Raw records start

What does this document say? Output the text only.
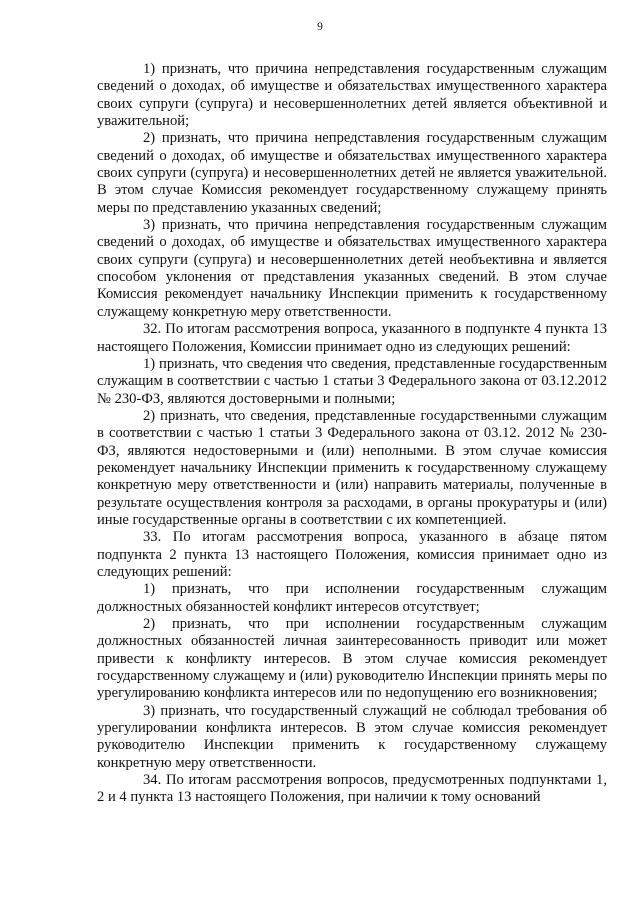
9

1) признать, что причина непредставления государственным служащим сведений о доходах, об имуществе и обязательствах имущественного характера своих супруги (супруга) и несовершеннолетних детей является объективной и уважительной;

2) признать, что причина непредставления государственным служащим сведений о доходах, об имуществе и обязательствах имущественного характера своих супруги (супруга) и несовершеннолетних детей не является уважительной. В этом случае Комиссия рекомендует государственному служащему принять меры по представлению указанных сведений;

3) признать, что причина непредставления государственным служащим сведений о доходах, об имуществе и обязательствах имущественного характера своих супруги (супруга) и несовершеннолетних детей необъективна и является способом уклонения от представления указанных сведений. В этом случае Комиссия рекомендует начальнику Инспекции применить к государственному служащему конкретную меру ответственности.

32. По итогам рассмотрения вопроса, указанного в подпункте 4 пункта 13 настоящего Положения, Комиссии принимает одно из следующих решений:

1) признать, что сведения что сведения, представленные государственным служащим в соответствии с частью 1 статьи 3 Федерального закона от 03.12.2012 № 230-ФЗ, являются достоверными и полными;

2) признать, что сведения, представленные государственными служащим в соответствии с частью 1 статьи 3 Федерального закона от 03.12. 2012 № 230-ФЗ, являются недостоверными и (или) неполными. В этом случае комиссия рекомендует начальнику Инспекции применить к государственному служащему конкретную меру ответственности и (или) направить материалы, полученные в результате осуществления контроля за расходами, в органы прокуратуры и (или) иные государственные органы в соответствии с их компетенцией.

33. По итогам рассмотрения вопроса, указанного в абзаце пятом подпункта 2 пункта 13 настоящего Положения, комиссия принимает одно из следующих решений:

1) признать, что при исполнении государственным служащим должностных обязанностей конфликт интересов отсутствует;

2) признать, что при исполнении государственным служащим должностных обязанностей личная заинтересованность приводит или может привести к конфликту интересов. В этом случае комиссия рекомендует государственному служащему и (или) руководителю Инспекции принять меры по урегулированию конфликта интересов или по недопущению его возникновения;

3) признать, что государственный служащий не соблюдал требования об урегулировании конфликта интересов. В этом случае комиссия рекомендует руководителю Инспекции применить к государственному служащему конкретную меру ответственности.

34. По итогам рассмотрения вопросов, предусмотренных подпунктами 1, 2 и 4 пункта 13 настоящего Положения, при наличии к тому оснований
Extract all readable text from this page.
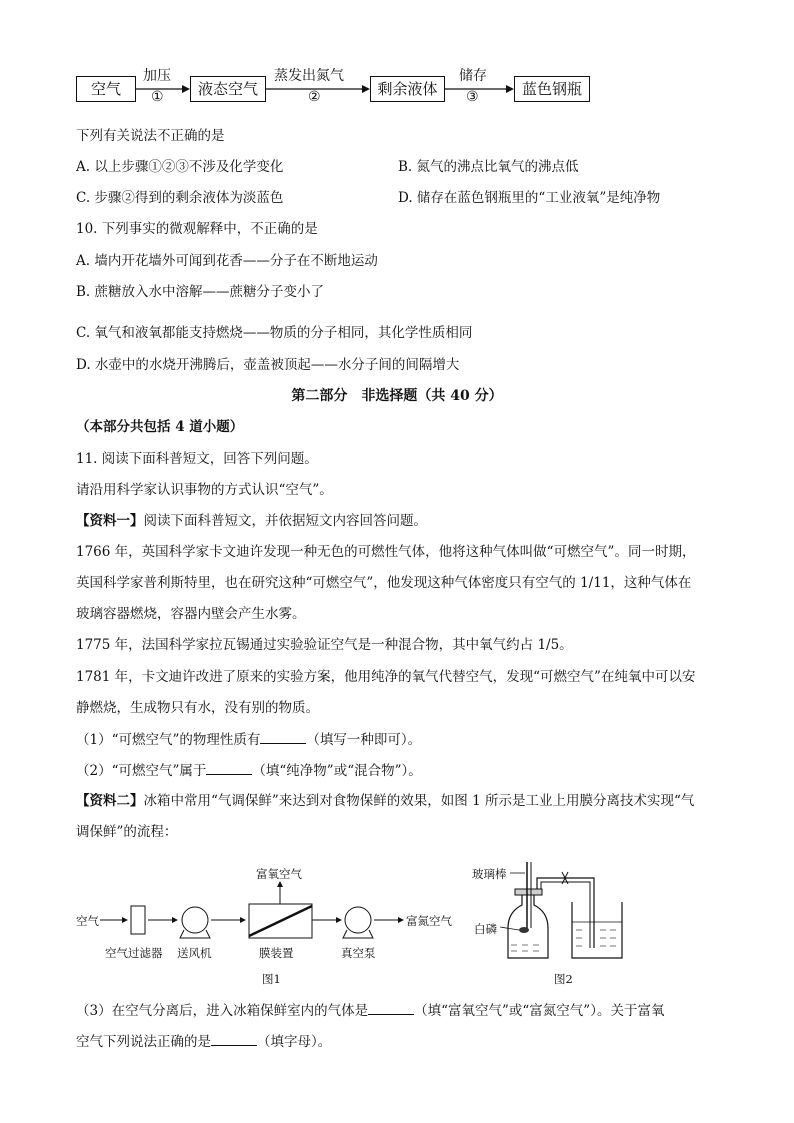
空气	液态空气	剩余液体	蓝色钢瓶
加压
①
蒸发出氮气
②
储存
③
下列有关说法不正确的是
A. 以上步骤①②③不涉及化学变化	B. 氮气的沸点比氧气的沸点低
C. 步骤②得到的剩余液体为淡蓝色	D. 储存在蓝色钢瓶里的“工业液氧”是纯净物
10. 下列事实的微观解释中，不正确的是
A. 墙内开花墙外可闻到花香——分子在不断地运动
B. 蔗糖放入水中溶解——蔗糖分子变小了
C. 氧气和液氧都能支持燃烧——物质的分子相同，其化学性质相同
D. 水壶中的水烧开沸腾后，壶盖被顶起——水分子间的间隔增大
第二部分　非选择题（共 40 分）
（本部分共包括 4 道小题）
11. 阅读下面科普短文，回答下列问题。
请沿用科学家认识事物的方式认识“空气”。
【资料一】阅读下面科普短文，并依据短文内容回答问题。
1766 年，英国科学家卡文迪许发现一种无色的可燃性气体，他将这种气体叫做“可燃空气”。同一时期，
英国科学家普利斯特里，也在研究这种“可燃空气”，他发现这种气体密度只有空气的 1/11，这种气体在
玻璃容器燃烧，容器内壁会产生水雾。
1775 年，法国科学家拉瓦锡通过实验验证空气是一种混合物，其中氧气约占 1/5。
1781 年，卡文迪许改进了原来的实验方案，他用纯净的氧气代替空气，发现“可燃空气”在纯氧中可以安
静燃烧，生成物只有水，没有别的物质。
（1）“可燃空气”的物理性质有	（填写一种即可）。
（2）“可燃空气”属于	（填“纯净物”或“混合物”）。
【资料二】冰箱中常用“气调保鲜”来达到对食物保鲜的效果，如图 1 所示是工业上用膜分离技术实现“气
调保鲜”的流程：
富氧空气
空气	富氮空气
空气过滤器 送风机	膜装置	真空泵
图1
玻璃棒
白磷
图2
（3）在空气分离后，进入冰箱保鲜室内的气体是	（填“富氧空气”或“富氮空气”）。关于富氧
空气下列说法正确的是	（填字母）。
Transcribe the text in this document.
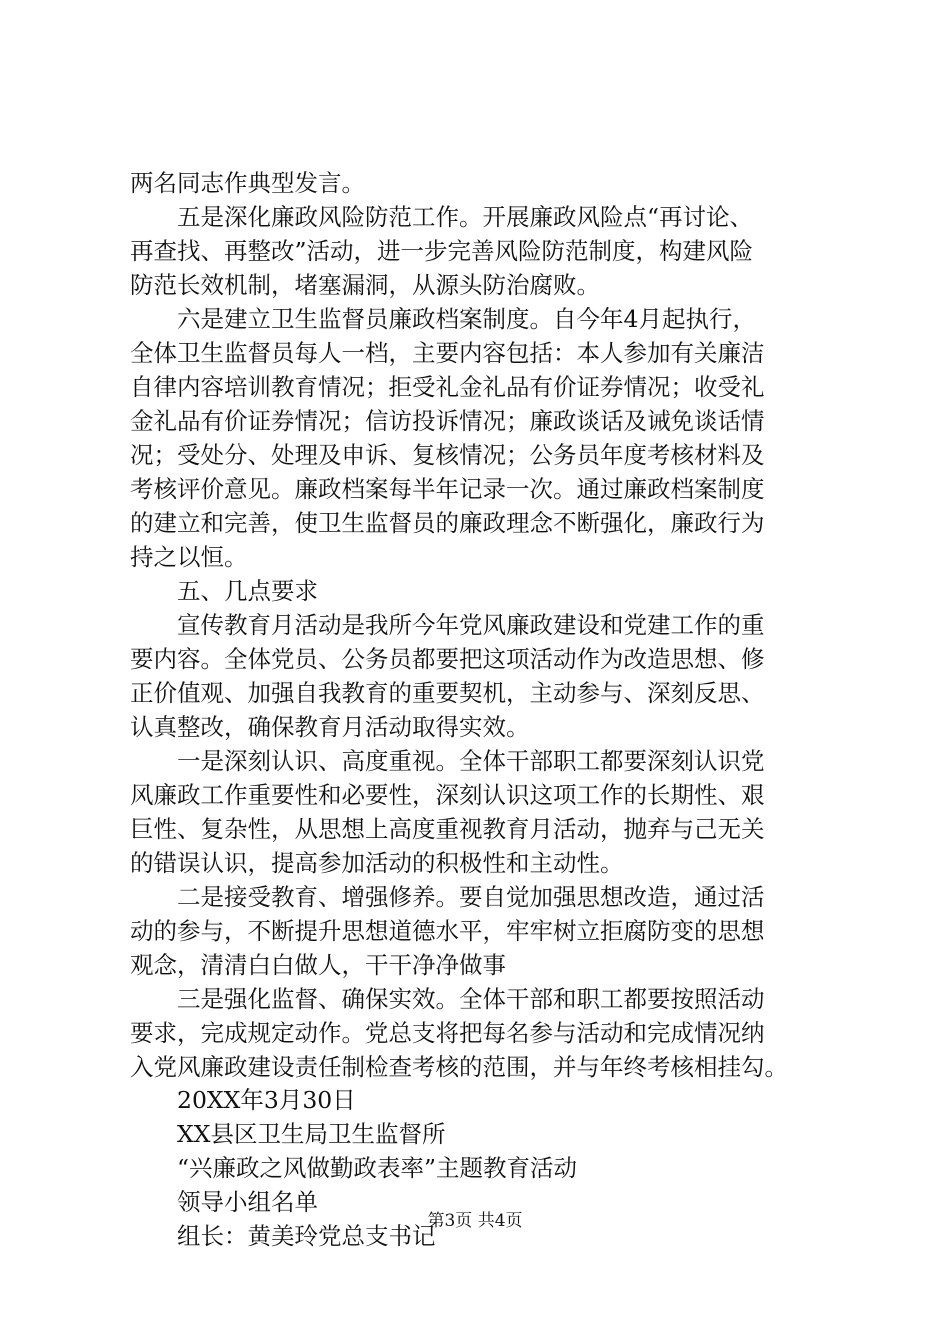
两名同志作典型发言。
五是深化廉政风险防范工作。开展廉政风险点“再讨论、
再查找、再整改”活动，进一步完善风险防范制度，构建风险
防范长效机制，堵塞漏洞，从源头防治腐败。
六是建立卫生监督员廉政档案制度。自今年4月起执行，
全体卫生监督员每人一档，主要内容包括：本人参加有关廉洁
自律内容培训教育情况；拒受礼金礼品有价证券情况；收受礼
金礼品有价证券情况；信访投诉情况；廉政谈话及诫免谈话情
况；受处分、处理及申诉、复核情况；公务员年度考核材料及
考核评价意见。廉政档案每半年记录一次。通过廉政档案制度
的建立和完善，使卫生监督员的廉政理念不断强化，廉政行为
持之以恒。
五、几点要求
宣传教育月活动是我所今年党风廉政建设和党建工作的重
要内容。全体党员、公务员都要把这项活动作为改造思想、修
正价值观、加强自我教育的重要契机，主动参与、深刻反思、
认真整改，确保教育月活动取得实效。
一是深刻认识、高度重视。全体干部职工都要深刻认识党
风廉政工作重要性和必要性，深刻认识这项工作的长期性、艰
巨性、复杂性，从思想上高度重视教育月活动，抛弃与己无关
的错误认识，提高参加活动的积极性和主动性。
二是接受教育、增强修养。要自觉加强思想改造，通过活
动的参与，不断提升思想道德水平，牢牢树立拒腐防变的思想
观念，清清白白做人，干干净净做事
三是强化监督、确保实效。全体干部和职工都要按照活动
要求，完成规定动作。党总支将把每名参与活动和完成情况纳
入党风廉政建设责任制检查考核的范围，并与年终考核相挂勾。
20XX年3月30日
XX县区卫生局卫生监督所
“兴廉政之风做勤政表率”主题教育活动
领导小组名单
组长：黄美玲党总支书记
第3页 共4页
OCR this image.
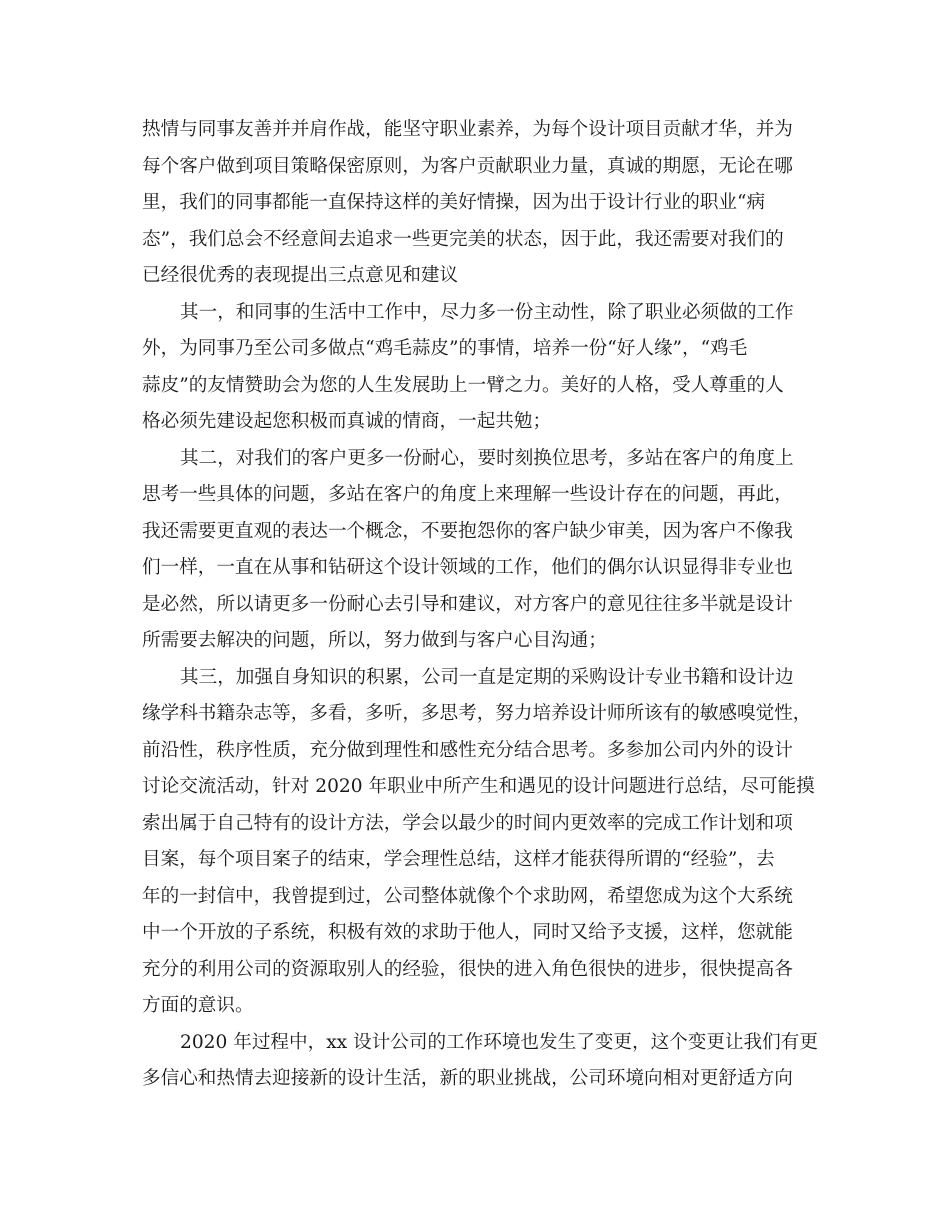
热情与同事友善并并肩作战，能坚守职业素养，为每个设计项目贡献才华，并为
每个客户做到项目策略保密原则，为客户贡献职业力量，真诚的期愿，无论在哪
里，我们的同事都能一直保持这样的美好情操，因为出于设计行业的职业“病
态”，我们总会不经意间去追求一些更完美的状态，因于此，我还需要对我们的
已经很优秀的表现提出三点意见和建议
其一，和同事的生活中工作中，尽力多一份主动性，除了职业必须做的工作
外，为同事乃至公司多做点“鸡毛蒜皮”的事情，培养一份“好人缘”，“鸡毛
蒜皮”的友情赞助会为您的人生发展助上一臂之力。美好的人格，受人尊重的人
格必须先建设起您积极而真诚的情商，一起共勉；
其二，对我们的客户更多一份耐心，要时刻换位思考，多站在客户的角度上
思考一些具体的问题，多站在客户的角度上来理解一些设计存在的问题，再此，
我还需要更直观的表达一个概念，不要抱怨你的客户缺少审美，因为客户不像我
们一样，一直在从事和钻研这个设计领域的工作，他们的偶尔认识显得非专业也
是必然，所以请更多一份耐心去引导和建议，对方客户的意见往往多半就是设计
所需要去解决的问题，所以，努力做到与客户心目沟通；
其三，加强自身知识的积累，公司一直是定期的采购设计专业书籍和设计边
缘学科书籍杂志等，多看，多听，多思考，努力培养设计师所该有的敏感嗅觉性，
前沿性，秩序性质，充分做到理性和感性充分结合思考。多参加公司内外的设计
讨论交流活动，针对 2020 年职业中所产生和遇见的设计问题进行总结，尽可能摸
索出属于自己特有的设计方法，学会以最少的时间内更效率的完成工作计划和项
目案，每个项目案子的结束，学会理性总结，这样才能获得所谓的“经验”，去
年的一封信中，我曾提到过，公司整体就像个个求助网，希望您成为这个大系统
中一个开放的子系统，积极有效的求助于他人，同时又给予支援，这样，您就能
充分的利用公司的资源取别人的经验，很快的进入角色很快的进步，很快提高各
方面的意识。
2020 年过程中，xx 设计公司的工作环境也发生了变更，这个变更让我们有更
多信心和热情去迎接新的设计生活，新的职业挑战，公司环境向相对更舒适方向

Raw records end

> [Given task]:
Show the lines of the records that include the string "должностных".

> [Solution to this exercise]:
1) признать, что при исполнении государственным служащим должностных обязанностей конфликт интересов отсутствует;
2) признать, что при исполнении государственным служащим должностных обязанностей личная заинтересованность приводит или может привести к конфликту интересов. В этом случае комиссия рекомендует государственному служащему и (или) руководителю Инспекции принять меры по урегулированию конфликта интересов или по недопущению его возникновения;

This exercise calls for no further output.